> _What you are asked to do_
Take every line that has the string "donde" and copy it out.

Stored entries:
▶

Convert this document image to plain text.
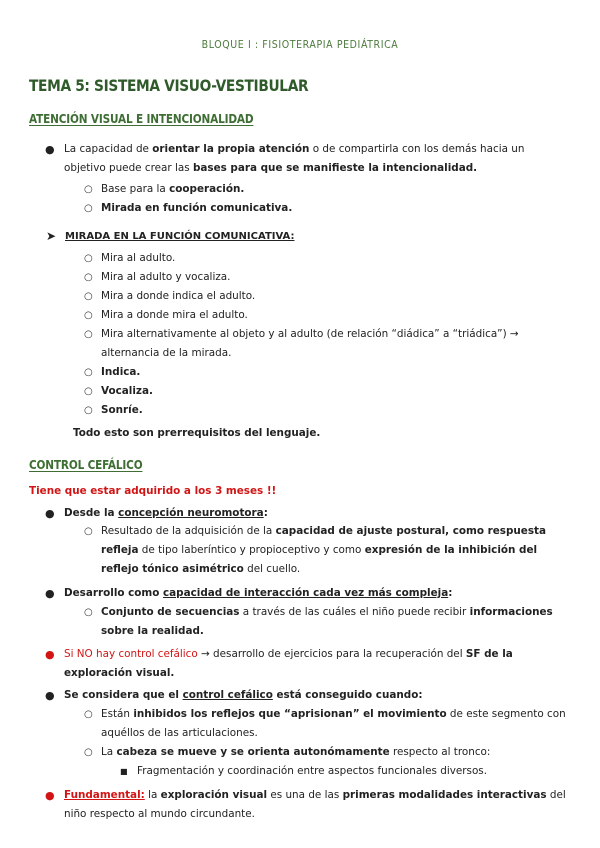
BLOQUE I : FISIOTERAPIA PEDIÁTRICA
TEMA 5: SISTEMA VISUO-VESTIBULAR
ATENCIÓN VISUAL E INTENCIONALIDAD
● La capacidad de orientar la propia atención o de compartirla con los demás hacia un
objetivo puede crear las bases para que se manifieste la intencionalidad.
○ Base para la cooperación.
○ Mirada en función comunicativa.
➤ MIRADA EN LA FUNCIÓN COMUNICATIVA:
○ Mira al adulto.
○ Mira al adulto y vocaliza.
○ Mira a donde indica el adulto.
○ Mira a donde mira el adulto.
○ Mira alternativamente al objeto y al adulto (de relación “diádica” a “triádica”) →
alternancia de la mirada.
○ Indica.
○ Vocaliza.
○ Sonríe.
Todo esto son prerrequisitos del lenguaje.
CONTROL CEFÁLICO
Tiene que estar adquirido a los 3 meses !!
● Desde la concepción neuromotora:
○ Resultado de la adquisición de la capacidad de ajuste postural, como respuesta
refleja de tipo laberíntico y propioceptivo y como expresión de la inhibición del
reflejo tónico asimétrico del cuello.
● Desarrollo como capacidad de interacción cada vez más compleja:
○ Conjunto de secuencias a través de las cuáles el niño puede recibir informaciones
sobre la realidad.
● Si NO hay control cefálico → desarrollo de ejercicios para la recuperación del SF de la
exploración visual.
● Se considera que el control cefálico está conseguido cuando:
○ Están inhibidos los reflejos que “aprisionan” el movimiento de este segmento con
aquéllos de las articulaciones.
○ La cabeza se mueve y se orienta autonómamente respecto al tronco:
■ Fragmentación y coordinación entre aspectos funcionales diversos.
● Fundamental: la exploración visual es una de las primeras modalidades interactivas del
niño respecto al mundo circundante.
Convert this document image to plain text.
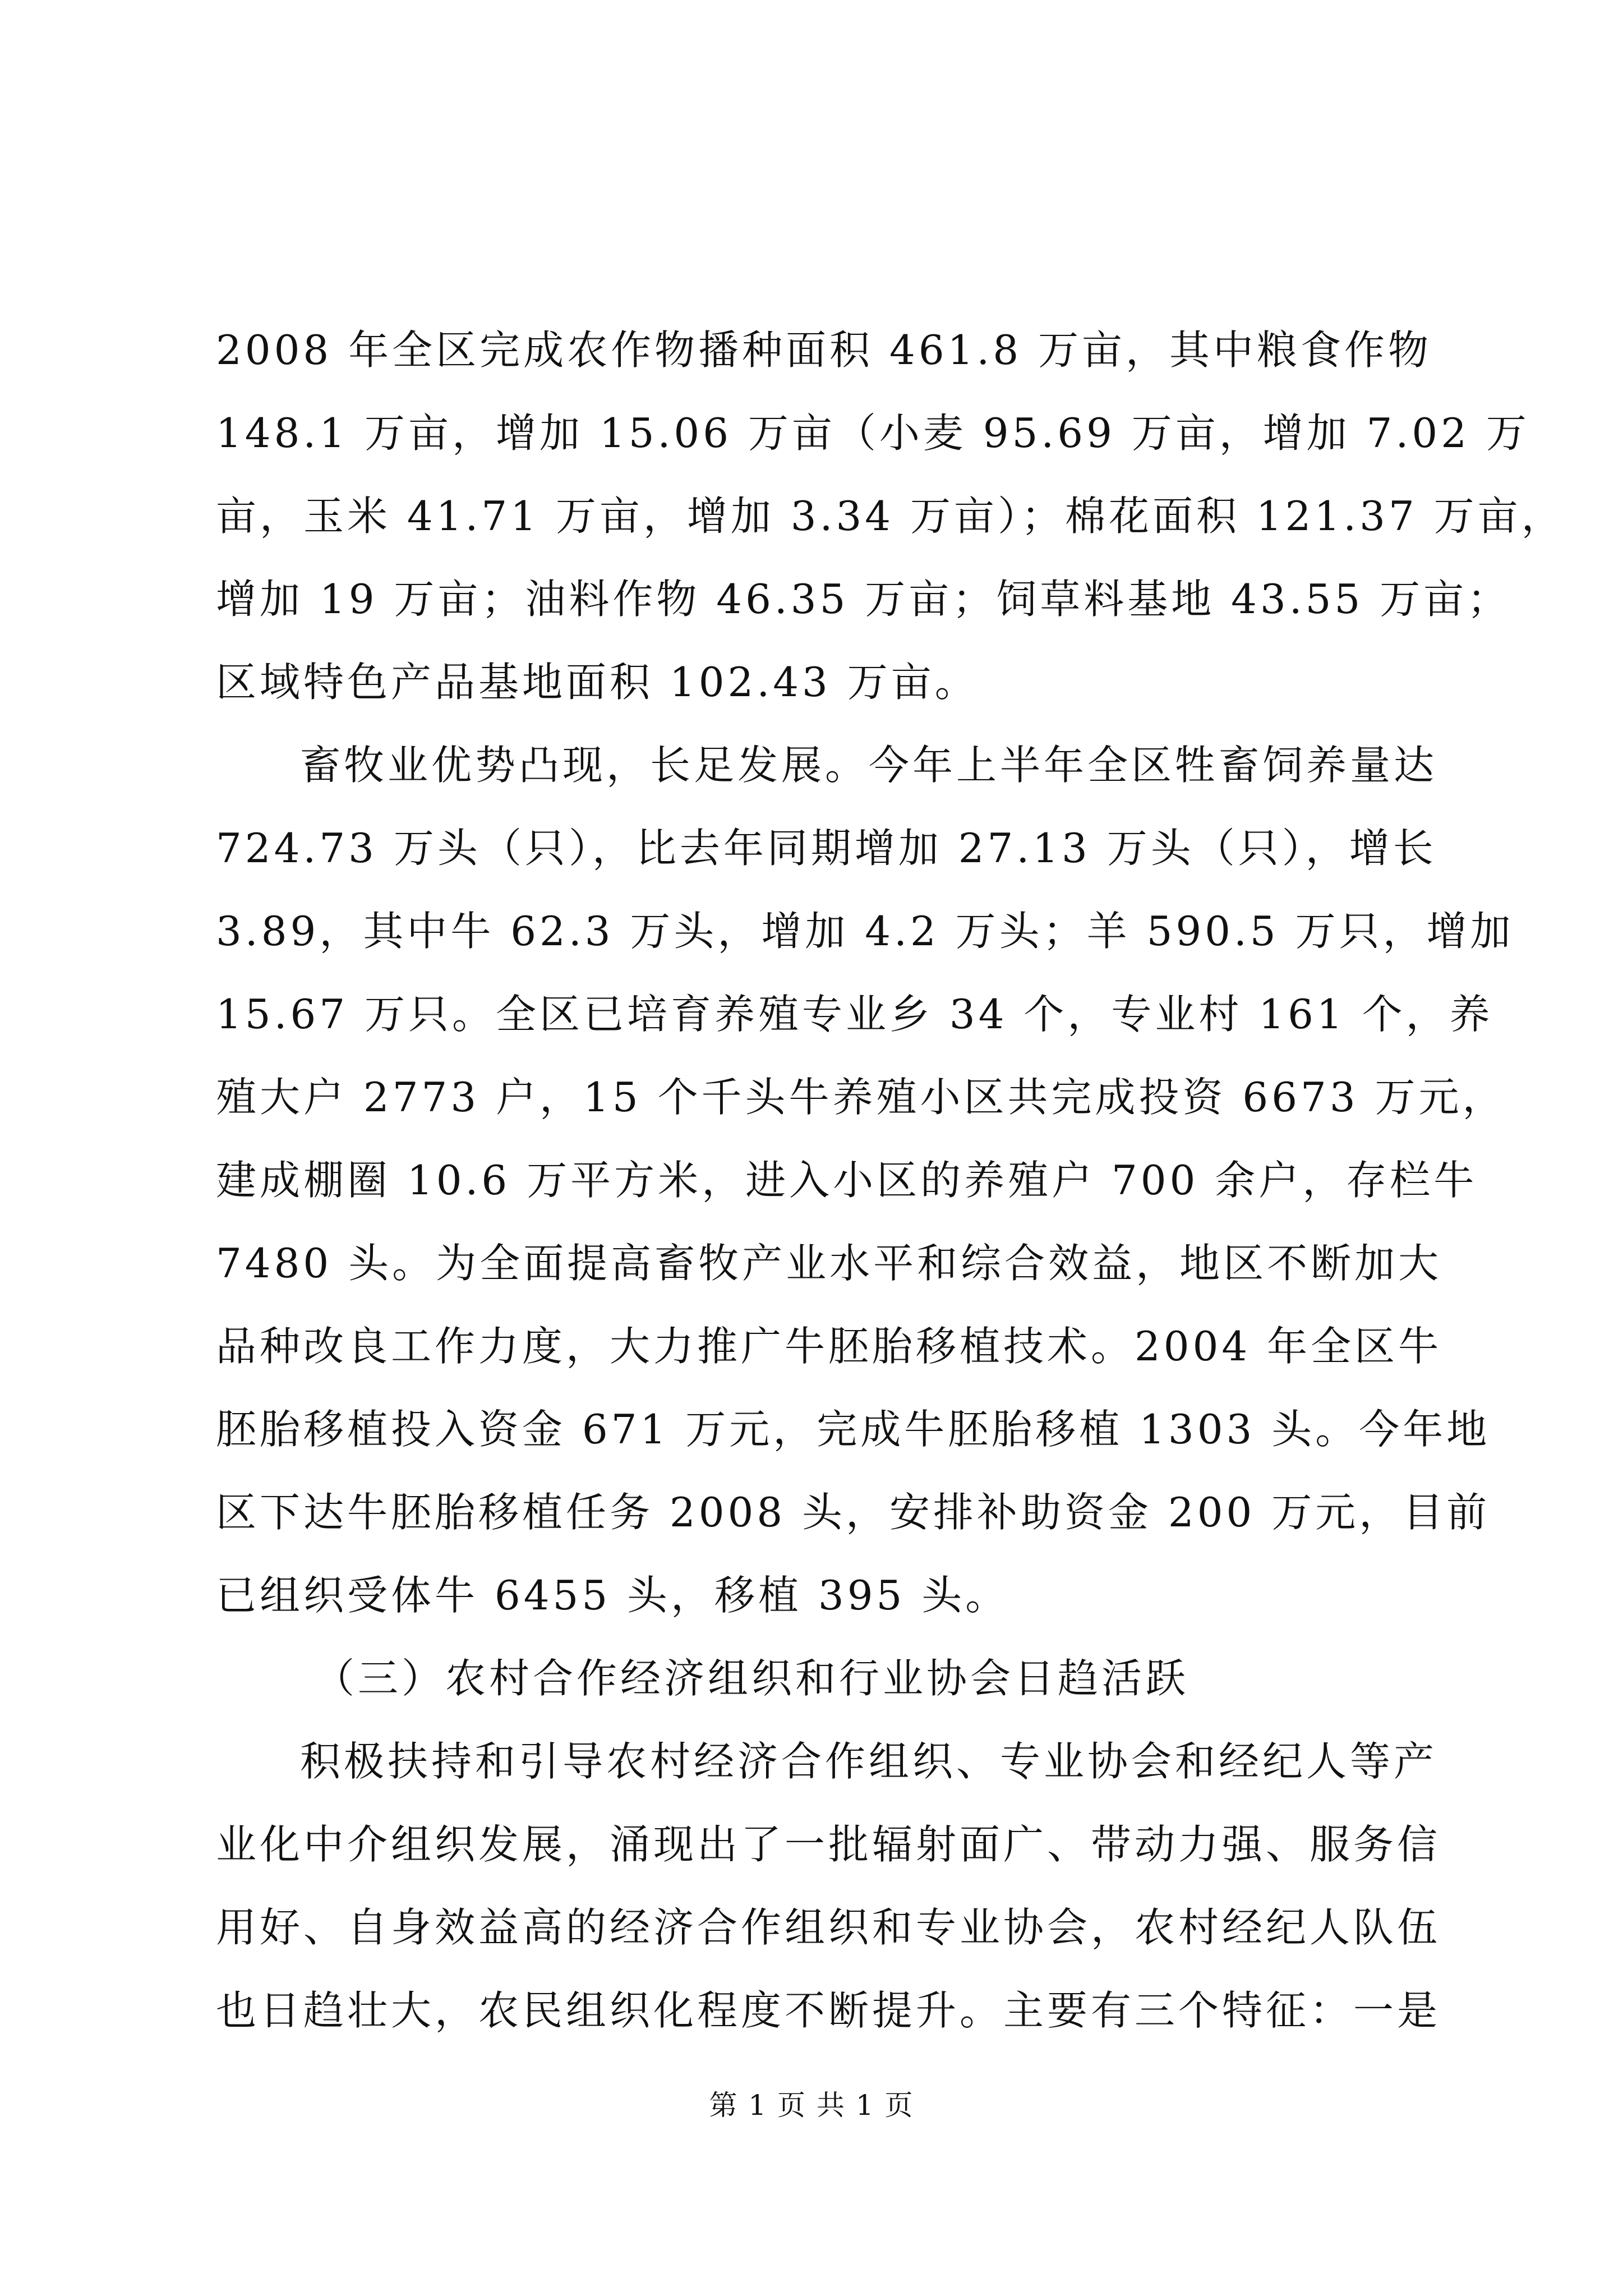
2008 年全区完成农作物播种面积 461.8 万亩，其中粮食作物
148.1 万亩，增加 15.06 万亩（小麦 95.69 万亩，增加 7.02 万
亩，玉米 41.71 万亩，增加 3.34 万亩）；棉花面积 121.37 万亩，
增加 19 万亩；油料作物 46.35 万亩；饲草料基地 43.55 万亩；
区域特色产品基地面积 102.43 万亩。
畜牧业优势凸现，长足发展。今年上半年全区牲畜饲养量达
724.73 万头（只），比去年同期增加 27.13 万头（只），增长
3.89，其中牛 62.3 万头，增加 4.2 万头；羊 590.5 万只，增加
15.67 万只。全区已培育养殖专业乡 34 个，专业村 161 个，养
殖大户 2773 户，15 个千头牛养殖小区共完成投资 6673 万元，
建成棚圈 10.6 万平方米，进入小区的养殖户 700 余户，存栏牛
7480 头。为全面提高畜牧产业水平和综合效益，地区不断加大
品种改良工作力度，大力推广牛胚胎移植技术。2004 年全区牛
胚胎移植投入资金 671 万元，完成牛胚胎移植 1303 头。今年地
区下达牛胚胎移植任务 2008 头，安排补助资金 200 万元，目前
已组织受体牛 6455 头，移植 395 头。
（三）农村合作经济组织和行业协会日趋活跃
积极扶持和引导农村经济合作组织、专业协会和经纪人等产
业化中介组织发展，涌现出了一批辐射面广、带动力强、服务信
用好、自身效益高的经济合作组织和专业协会，农村经纪人队伍
也日趋壮大，农民组织化程度不断提升。主要有三个特征：一是
第 1 页 共 1 页
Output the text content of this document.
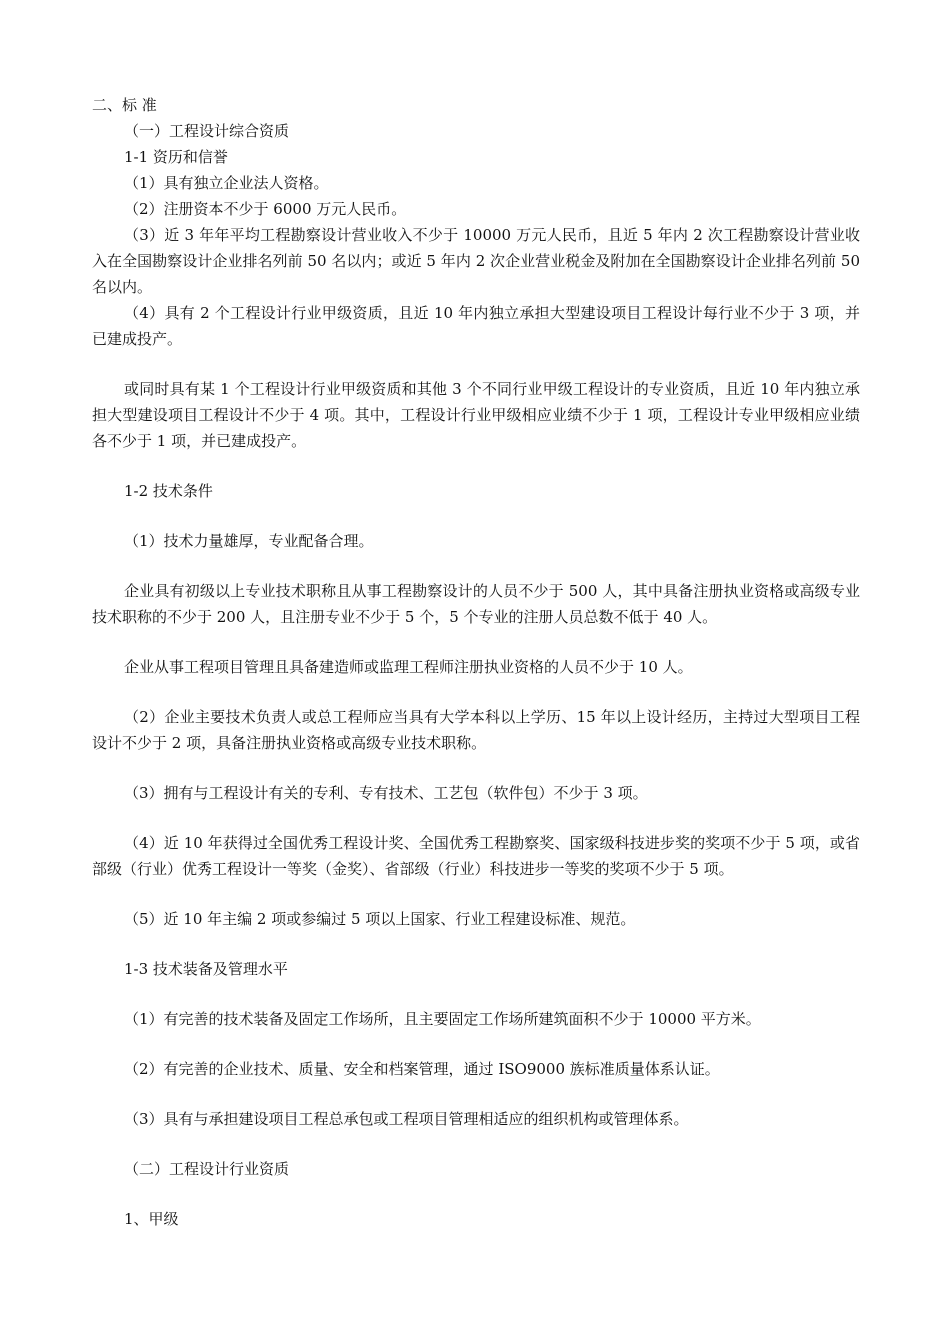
二、标 准

（一）工程设计综合资质

1-1 资历和信誉

（1）具有独立企业法人资格。

（2）注册资本不少于 6000 万元人民币。

（3）近 3 年年平均工程勘察设计营业收入不少于 10000 万元人民币，且近 5 年内 2 次工程勘察设计营业收入在全国勘察设计企业排名列前 50 名以内；或近 5 年内 2 次企业营业税金及附加在全国勘察设计企业排名列前 50 名以内。

（4）具有 2 个工程设计行业甲级资质，且近 10 年内独立承担大型建设项目工程设计每行业不少于 3 项，并已建成投产。

或同时具有某 1 个工程设计行业甲级资质和其他 3 个不同行业甲级工程设计的专业资质，且近 10 年内独立承担大型建设项目工程设计不少于 4 项。其中，工程设计行业甲级相应业绩不少于 1 项，工程设计专业甲级相应业绩各不少于 1 项，并已建成投产。

1-2 技术条件

（1）技术力量雄厚，专业配备合理。

企业具有初级以上专业技术职称且从事工程勘察设计的人员不少于 500 人，其中具备注册执业资格或高级专业技术职称的不少于 200 人，且注册专业不少于 5 个，5 个专业的注册人员总数不低于 40 人。

企业从事工程项目管理且具备建造师或监理工程师注册执业资格的人员不少于 10 人。

（2）企业主要技术负责人或总工程师应当具有大学本科以上学历、15 年以上设计经历，主持过大型项目工程设计不少于 2 项，具备注册执业资格或高级专业技术职称。

（3）拥有与工程设计有关的专利、专有技术、工艺包（软件包）不少于 3 项。

（4）近 10 年获得过全国优秀工程设计奖、全国优秀工程勘察奖、国家级科技进步奖的奖项不少于 5 项，或省部级（行业）优秀工程设计一等奖（金奖）、省部级（行业）科技进步一等奖的奖项不少于 5 项。

（5）近 10 年主编 2 项或参编过 5 项以上国家、行业工程建设标准、规范。

1-3 技术装备及管理水平

（1）有完善的技术装备及固定工作场所，且主要固定工作场所建筑面积不少于 10000 平方米。

（2）有完善的企业技术、质量、安全和档案管理，通过 ISO9000 族标准质量体系认证。

（3）具有与承担建设项目工程总承包或工程项目管理相适应的组织机构或管理体系。

（二）工程设计行业资质

1、甲级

◀

> _Task result_
○ Mira a donde indica el adulto.
○ Mira a donde mira el adulto.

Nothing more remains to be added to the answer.